→ **BRANO DA LEGGERE**
Altri pezzi strepitosi di questo periodo sono il busto in bronzo della Diana saettante rinvenuto nel Tempio di Apollo e il mosaico dalla Casa del Fauno, realizzato con tessere tanto piccole da far pensare all’opera di mosaicisti provenienti da Alessandria d’Egitto. Rappresenta una scena con Fauna marina, racchiusa da una cornice con motivi vegetali e amorini.
Come ha dichiarato Alfonsina Russo, per Pompei il secolo d’oro è proprio
“il II secolo a.C., quando Roma si apre ai commerci marittimi e arriva fino alla penisola Iberica, da una parte, e all’Egeo e alla Grecia, dall’altra, importando oggetti, ma anche saperi, maestranze e tecnologie”.
Grazie al suo porto, Pompei è coinvolta nella progressiva crescita di una rete commerciale sempre più legata alla navigazione a lunga distanza, tanto che famiglie di mercanti pompeiani e campani sono attestate nei principali scali del Mediterraneo e perfino nel deserto nubiano e nel Mar Rosso.
A testimoniare l’ampiezza delle relazioni internazionali c’è in mostra anche una statuetta indiana in avorio della dea Lakshmi (la sposa di Visnù), ritrovata in una domus pompeiana, appartenente probabilmente a una famiglia di impresari navali. Data la nudità della dea, questa meraviglia esotica fu relegata inizialmente nel Gabinetto segreto del Museo archeologico di Napoli, insieme ai reperti giudicati “pornografici” (foto 5).
Intorno al 120 a.C. si ha la massima fioritura del cosiddetto I stile, ovvero una pittura decorativa che imita, utilizzando in alcuni casi anche elementi a rilievo in stucco, il rivestimento delle pareti in opera quadrata o con lastre di marmo.

→ **Voci di dati archiviate**

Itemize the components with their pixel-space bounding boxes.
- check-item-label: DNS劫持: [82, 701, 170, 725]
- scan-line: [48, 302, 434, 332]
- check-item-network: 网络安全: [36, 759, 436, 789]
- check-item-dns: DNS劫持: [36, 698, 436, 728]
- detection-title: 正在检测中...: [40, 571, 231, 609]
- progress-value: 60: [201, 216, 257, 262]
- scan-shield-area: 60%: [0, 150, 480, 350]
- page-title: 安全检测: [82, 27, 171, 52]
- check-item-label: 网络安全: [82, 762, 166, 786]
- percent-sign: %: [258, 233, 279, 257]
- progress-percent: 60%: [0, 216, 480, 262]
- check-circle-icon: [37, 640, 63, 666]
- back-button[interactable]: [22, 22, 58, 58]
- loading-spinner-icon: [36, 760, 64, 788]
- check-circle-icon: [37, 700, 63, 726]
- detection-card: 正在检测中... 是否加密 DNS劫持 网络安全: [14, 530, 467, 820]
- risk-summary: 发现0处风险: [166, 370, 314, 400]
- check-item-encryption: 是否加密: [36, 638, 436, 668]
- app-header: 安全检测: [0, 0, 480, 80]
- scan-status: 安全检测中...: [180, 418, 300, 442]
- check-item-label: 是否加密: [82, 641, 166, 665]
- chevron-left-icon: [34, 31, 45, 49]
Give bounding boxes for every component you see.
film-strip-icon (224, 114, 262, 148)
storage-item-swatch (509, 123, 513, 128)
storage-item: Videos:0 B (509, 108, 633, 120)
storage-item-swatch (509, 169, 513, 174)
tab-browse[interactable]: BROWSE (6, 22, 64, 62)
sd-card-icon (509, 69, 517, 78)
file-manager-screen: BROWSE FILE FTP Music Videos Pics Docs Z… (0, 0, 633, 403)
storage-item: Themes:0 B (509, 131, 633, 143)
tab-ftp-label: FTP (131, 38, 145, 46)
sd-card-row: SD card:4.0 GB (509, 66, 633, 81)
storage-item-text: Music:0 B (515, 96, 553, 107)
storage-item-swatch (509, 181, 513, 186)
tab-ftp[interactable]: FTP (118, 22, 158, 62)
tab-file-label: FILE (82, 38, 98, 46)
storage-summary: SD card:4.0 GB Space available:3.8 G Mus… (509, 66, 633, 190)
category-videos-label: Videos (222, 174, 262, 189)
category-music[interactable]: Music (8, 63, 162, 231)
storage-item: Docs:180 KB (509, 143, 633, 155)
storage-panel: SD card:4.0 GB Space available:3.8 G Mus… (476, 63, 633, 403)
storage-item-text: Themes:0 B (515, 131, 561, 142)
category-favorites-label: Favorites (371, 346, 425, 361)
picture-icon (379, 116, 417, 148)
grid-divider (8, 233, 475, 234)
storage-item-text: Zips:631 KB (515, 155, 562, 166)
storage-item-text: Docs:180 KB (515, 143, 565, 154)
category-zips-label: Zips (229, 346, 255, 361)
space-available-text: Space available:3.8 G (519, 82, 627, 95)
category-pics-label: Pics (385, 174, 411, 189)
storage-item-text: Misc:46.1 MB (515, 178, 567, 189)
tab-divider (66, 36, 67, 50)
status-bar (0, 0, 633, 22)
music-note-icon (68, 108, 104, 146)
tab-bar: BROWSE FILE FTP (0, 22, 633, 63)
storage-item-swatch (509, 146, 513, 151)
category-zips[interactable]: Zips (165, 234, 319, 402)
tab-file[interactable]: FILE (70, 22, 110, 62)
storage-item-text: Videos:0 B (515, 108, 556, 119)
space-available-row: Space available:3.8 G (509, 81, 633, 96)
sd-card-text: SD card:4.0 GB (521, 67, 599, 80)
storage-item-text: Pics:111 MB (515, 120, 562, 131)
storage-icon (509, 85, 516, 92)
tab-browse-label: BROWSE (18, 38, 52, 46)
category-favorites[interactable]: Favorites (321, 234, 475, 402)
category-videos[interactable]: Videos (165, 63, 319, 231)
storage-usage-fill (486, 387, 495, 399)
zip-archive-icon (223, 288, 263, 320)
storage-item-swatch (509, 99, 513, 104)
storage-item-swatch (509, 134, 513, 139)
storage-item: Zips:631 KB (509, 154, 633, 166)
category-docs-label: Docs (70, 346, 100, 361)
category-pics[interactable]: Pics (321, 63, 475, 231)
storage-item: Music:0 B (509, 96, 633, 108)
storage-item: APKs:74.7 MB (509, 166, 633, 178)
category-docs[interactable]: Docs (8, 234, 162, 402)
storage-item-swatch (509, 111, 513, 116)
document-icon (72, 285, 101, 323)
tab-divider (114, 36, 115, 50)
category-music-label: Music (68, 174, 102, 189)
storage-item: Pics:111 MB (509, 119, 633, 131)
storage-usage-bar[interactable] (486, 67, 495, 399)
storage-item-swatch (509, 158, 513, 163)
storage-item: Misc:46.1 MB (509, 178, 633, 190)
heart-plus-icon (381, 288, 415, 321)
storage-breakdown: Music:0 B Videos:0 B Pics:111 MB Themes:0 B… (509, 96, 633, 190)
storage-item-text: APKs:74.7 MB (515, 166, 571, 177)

→ **ESERCIZI PROPOSTI**
1 > Ricopia parola per parola l'intero brano su Pompei.
2 > Cita alla lettera le righe delle voci a partire dall'inizio e fino alla riga che contiene "- detection-title: 正在检测中...: [40, 571, 231, 609]", entrambe comprese.
Il brano e le voci hanno provenienze diverse.

→ **RISPOSTE PER ESERCIZIO**
1 >
Altri pezzi strepitosi di questo periodo sono il busto in bronzo della Diana saettante rinvenuto nel Tempio di Apollo e il mosaico dalla Casa del Fauno, realizzato con tessere tanto piccole da far pensare all’opera di mosaicisti provenienti da Alessandria d’Egitto. Rappresenta una scena con Fauna marina, racchiusa da una cornice con motivi vegetali e amorini.
Come ha dichiarato Alfonsina Russo, per Pompei il secolo d’oro è proprio
“il II secolo a.C., quando Roma si apre ai commerci marittimi e arriva fino alla penisola Iberica, da una parte, e all’Egeo e alla Grecia, dall’altra, importando oggetti, ma anche saperi, maestranze e tecnologie”.
Grazie al suo porto, Pompei è coinvolta nella progressiva crescita di una rete commerciale sempre più legata alla navigazione a lunga distanza, tanto che famiglie di mercanti pompeiani e campani sono attestate nei principali scali del Mediterraneo e perfino nel deserto nubiano e nel Mar Rosso.
A testimoniare l’ampiezza delle relazioni internazionali c’è in mostra anche una statuetta indiana in avorio della dea Lakshmi (la sposa di Visnù), ritrovata in una domus pompeiana, appartenente probabilmente a una famiglia di impresari navali. Data la nudità della dea, questa meraviglia esotica fu relegata inizialmente nel Gabinetto segreto del Museo archeologico di Napoli, insieme ai reperti giudicati “pornografici” (foto 5).
Intorno al 120 a.C. si ha la massima fioritura del cosiddetto I stile, ovvero una pittura decorativa che imita, utilizzando in alcuni casi anche elementi a rilievo in stucco, il rivestimento delle pareti in opera quadrata o con lastre di marmo.

2 >
Itemize the components with their pixel-space bounding boxes.
- check-item-label: DNS劫持: [82, 701, 170, 725]
- scan-line: [48, 302, 434, 332]
- check-item-network: 网络安全: [36, 759, 436, 789]
- check-item-dns: DNS劫持: [36, 698, 436, 728]
- detection-title: 正在检测中...: [40, 571, 231, 609]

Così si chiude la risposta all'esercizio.